WHAT NEEDS TO BE DONE => Report each line of the data that includes the word "架体安装".

DATA FOR PROCESSING =>
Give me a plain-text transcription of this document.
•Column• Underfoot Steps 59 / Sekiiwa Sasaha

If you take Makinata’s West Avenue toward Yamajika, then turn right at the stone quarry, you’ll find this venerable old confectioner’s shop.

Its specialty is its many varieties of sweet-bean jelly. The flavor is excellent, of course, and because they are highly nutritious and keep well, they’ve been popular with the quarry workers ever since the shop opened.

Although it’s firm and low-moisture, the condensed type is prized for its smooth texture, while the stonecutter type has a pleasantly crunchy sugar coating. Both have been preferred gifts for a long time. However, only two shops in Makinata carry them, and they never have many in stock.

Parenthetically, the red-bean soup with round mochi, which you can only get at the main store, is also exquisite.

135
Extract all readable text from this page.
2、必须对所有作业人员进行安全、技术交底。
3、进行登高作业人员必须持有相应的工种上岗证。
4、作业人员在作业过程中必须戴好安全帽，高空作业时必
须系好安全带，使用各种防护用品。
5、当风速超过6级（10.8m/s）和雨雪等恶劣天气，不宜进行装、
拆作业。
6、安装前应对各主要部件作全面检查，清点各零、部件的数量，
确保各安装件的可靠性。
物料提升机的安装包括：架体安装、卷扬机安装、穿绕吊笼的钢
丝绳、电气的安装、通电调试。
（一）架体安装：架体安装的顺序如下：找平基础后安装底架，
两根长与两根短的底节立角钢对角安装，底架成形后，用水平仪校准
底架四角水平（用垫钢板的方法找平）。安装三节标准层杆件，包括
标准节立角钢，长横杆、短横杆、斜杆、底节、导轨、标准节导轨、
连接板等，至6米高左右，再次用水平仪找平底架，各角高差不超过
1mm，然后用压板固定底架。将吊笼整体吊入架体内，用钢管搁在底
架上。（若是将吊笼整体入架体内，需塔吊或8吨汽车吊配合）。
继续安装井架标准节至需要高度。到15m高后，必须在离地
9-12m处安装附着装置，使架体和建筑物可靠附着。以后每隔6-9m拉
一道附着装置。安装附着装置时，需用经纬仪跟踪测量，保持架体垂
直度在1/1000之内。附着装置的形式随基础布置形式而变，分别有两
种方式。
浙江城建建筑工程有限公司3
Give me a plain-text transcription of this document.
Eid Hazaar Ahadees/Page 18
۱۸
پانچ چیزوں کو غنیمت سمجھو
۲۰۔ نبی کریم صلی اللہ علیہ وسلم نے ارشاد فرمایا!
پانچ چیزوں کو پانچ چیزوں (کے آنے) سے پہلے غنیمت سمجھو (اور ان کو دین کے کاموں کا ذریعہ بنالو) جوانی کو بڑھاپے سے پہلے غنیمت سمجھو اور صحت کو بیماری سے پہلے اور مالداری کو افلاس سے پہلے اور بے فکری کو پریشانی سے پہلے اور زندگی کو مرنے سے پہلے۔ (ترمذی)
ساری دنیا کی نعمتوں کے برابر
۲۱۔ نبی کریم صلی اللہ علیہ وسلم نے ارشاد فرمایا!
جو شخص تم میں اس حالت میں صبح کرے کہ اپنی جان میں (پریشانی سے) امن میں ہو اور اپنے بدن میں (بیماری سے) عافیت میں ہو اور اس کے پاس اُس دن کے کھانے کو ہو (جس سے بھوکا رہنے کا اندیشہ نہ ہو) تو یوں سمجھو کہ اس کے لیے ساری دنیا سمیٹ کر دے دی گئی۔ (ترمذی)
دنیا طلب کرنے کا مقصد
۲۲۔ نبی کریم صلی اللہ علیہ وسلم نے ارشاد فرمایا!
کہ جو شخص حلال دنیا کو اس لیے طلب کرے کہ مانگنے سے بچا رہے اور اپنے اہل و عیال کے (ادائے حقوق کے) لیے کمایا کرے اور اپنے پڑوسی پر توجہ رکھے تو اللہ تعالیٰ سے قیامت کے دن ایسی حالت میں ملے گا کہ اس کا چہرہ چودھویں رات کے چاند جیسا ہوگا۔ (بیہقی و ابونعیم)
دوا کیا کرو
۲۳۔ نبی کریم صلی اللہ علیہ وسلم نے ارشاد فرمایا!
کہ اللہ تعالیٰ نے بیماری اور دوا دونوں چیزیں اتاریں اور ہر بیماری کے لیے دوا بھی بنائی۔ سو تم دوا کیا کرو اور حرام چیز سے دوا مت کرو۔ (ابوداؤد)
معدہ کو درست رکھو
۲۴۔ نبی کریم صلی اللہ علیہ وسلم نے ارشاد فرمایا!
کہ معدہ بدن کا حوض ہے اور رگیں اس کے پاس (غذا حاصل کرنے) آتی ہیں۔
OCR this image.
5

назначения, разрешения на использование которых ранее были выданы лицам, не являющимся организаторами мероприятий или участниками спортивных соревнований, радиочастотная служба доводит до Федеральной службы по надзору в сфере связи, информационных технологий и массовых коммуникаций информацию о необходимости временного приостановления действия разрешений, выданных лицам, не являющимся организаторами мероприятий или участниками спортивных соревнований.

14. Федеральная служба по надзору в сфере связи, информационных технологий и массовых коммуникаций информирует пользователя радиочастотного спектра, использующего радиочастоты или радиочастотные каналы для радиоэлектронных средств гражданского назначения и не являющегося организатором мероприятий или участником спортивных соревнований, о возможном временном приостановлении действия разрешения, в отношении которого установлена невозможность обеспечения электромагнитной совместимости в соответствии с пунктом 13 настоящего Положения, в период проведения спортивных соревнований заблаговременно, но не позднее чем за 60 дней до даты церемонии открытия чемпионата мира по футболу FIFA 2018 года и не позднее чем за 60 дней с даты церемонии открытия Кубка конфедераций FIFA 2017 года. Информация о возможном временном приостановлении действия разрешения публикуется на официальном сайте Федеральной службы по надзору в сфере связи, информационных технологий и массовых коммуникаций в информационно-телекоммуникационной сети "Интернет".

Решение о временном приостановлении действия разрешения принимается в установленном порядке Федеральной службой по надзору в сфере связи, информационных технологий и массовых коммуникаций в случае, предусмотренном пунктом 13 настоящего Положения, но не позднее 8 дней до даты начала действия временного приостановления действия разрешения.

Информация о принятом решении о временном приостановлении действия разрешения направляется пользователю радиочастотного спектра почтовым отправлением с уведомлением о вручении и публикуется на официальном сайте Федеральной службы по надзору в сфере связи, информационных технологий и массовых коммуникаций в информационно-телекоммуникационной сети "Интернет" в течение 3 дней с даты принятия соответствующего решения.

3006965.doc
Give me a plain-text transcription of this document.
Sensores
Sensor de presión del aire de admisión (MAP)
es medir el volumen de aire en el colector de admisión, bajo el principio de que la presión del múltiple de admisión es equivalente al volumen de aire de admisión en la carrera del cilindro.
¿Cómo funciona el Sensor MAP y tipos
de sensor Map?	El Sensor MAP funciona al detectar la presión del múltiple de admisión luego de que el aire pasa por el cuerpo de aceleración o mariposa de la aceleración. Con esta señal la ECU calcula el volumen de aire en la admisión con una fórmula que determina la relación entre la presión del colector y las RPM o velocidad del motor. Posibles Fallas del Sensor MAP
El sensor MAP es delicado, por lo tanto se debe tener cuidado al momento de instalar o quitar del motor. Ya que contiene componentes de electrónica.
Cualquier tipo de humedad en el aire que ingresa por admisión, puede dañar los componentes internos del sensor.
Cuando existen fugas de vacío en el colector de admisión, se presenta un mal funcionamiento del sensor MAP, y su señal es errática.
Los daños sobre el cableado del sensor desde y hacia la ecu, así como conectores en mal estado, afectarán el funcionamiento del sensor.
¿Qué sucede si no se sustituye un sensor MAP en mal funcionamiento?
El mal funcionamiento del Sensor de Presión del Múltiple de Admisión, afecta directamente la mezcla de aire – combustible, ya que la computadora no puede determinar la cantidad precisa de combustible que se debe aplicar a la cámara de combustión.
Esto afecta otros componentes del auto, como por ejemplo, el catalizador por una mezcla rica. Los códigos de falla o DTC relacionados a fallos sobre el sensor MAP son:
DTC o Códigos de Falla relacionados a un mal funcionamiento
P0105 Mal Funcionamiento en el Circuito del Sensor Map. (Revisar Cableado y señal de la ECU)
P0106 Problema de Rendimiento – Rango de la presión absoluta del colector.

ANSWER TO THIS PROBLEM =>
物料提升机的安装包括：架体安装、卷扬机安装、穿绕吊笼的钢
（一）架体安装：架体安装的顺序如下：找平基础后安装底架，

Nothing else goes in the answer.